- WHAT YOU WILL DO:
Return all of the data exactly as given.

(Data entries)
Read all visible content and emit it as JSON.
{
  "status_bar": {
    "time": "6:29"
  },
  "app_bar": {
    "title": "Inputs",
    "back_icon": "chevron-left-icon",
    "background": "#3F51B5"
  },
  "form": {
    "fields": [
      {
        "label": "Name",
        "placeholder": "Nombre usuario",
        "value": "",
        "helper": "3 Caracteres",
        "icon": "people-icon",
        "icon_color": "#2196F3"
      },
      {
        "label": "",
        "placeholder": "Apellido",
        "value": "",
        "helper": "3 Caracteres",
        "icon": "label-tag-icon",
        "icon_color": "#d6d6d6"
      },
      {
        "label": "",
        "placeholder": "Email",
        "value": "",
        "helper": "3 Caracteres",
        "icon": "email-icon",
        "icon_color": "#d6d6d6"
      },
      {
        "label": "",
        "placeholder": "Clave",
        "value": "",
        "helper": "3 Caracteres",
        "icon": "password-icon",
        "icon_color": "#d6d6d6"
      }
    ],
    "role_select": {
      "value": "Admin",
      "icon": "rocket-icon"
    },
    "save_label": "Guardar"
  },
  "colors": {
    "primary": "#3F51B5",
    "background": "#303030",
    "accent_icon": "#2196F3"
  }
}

- SOLUTION TO THE PROBLEM:
Read all visible content and emit it as JSON.
{
  "status_bar": {
    "time": "6:29"
  },
  "app_bar": {
    "title": "Inputs",
    "back_icon": "chevron-left-icon",
    "background": "#3F51B5"
  },
  "form": {
    "fields": [
      {
        "label": "Name",
        "placeholder": "Nombre usuario",
        "value": "",
        "helper": "3 Caracteres",
        "icon": "people-icon",
        "icon_color": "#2196F3"
      },
      {
        "label": "",
        "placeholder": "Apellido",
        "value": "",
        "helper": "3 Caracteres",
        "icon": "label-tag-icon",
        "icon_color": "#d6d6d6"
      },
      {
        "label": "",
        "placeholder": "Email",
        "value": "",
        "helper": "3 Caracteres",
        "icon": "email-icon",
        "icon_color": "#d6d6d6"
      },
      {
        "label": "",
        "placeholder": "Clave",
        "value": "",
        "helper": "3 Caracteres",
        "icon": "password-icon",
        "icon_color": "#d6d6d6"
      }
    ],
    "role_select": {
      "value": "Admin",
      "icon": "rocket-icon"
    },
    "save_label": "Guardar"
  },
  "colors": {
    "primary": "#3F51B5",
    "background": "#303030",
    "accent_icon": "#2196F3"
  }
}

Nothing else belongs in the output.